§ The data
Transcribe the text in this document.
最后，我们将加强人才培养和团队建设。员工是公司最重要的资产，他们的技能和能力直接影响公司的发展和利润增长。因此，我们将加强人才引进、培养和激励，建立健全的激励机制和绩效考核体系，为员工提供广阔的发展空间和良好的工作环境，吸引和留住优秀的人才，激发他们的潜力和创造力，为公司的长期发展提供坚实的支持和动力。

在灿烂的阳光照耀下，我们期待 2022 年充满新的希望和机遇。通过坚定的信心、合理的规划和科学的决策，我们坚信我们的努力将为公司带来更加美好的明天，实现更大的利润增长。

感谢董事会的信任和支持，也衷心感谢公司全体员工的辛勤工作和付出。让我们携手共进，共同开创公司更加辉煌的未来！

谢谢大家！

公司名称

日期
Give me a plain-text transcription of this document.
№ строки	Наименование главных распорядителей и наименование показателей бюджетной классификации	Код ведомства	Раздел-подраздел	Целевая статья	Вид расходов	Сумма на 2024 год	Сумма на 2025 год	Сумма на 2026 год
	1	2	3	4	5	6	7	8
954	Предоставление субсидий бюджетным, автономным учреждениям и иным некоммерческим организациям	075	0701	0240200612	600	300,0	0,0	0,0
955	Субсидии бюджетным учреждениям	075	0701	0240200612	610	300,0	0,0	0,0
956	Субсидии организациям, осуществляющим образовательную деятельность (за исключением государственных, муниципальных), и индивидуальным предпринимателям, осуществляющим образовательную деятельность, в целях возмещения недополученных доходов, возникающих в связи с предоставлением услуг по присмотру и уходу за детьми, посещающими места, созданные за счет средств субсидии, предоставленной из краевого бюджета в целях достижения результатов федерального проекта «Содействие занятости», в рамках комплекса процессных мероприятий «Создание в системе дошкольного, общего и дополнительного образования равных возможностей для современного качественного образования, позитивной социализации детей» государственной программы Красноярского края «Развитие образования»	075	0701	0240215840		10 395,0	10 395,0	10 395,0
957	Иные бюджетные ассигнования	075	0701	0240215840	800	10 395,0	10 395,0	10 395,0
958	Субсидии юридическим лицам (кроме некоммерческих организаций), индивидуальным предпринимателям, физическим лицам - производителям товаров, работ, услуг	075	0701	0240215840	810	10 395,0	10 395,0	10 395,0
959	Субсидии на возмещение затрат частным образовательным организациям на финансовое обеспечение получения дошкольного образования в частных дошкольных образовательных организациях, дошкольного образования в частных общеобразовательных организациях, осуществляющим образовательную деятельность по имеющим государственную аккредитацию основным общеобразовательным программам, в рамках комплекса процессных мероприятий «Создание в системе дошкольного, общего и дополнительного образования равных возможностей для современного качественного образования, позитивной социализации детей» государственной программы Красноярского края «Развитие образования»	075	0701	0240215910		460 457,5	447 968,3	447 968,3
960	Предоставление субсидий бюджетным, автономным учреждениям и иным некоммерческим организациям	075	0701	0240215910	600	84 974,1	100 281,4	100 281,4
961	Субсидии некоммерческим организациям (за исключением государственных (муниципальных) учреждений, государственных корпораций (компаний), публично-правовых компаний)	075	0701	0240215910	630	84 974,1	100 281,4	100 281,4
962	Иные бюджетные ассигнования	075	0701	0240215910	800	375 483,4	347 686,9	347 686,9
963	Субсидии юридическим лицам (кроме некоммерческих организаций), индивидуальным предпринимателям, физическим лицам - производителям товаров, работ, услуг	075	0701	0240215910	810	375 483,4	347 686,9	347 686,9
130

§ What you have to do
All of the data needs to be printed once more, exactly.

§ Response
Transcribe the text in this document.
最后，我们将加强人才培养和团队建设。员工是公司最重要的资产，他们的技能和能力直接影响公司的发展和利润增长。因此，我们将加强人才引进、培养和激励，建立健全的激励机制和绩效考核体系，为员工提供广阔的发展空间和良好的工作环境，吸引和留住优秀的人才，激发他们的潜力和创造力，为公司的长期发展提供坚实的支持和动力。

在灿烂的阳光照耀下，我们期待 2022 年充满新的希望和机遇。通过坚定的信心、合理的规划和科学的决策，我们坚信我们的努力将为公司带来更加美好的明天，实现更大的利润增长。

感谢董事会的信任和支持，也衷心感谢公司全体员工的辛勤工作和付出。让我们携手共进，共同开创公司更加辉煌的未来！

谢谢大家！

公司名称

日期
Give me a plain-text transcription of this document.
№ строки	Наименование главных распорядителей и наименование показателей бюджетной классификации	Код ведомства	Раздел-подраздел	Целевая статья	Вид расходов	Сумма на 2024 год	Сумма на 2025 год	Сумма на 2026 год
	1	2	3	4	5	6	7	8
954	Предоставление субсидий бюджетным, автономным учреждениям и иным некоммерческим организациям	075	0701	0240200612	600	300,0	0,0	0,0
955	Субсидии бюджетным учреждениям	075	0701	0240200612	610	300,0	0,0	0,0
956	Субсидии организациям, осуществляющим образовательную деятельность (за исключением государственных, муниципальных), и индивидуальным предпринимателям, осуществляющим образовательную деятельность, в целях возмещения недополученных доходов, возникающих в связи с предоставлением услуг по присмотру и уходу за детьми, посещающими места, созданные за счет средств субсидии, предоставленной из краевого бюджета в целях достижения результатов федерального проекта «Содействие занятости», в рамках комплекса процессных мероприятий «Создание в системе дошкольного, общего и дополнительного образования равных возможностей для современного качественного образования, позитивной социализации детей» государственной программы Красноярского края «Развитие образования»	075	0701	0240215840		10 395,0	10 395,0	10 395,0
957	Иные бюджетные ассигнования	075	0701	0240215840	800	10 395,0	10 395,0	10 395,0
958	Субсидии юридическим лицам (кроме некоммерческих организаций), индивидуальным предпринимателям, физическим лицам - производителям товаров, работ, услуг	075	0701	0240215840	810	10 395,0	10 395,0	10 395,0
959	Субсидии на возмещение затрат частным образовательным организациям на финансовое обеспечение получения дошкольного образования в частных дошкольных образовательных организациях, дошкольного образования в частных общеобразовательных организациях, осуществляющим образовательную деятельность по имеющим государственную аккредитацию основным общеобразовательным программам, в рамках комплекса процессных мероприятий «Создание в системе дошкольного, общего и дополнительного образования равных возможностей для современного качественного образования, позитивной социализации детей» государственной программы Красноярского края «Развитие образования»	075	0701	0240215910		460 457,5	447 968,3	447 968,3
960	Предоставление субсидий бюджетным, автономным учреждениям и иным некоммерческим организациям	075	0701	0240215910	600	84 974,1	100 281,4	100 281,4
961	Субсидии некоммерческим организациям (за исключением государственных (муниципальных) учреждений, государственных корпораций (компаний), публично-правовых компаний)	075	0701	0240215910	630	84 974,1	100 281,4	100 281,4
962	Иные бюджетные ассигнования	075	0701	0240215910	800	375 483,4	347 686,9	347 686,9
963	Субсидии юридическим лицам (кроме некоммерческих организаций), индивидуальным предпринимателям, физическим лицам - производителям товаров, работ, услуг	075	0701	0240215910	810	375 483,4	347 686,9	347 686,9
130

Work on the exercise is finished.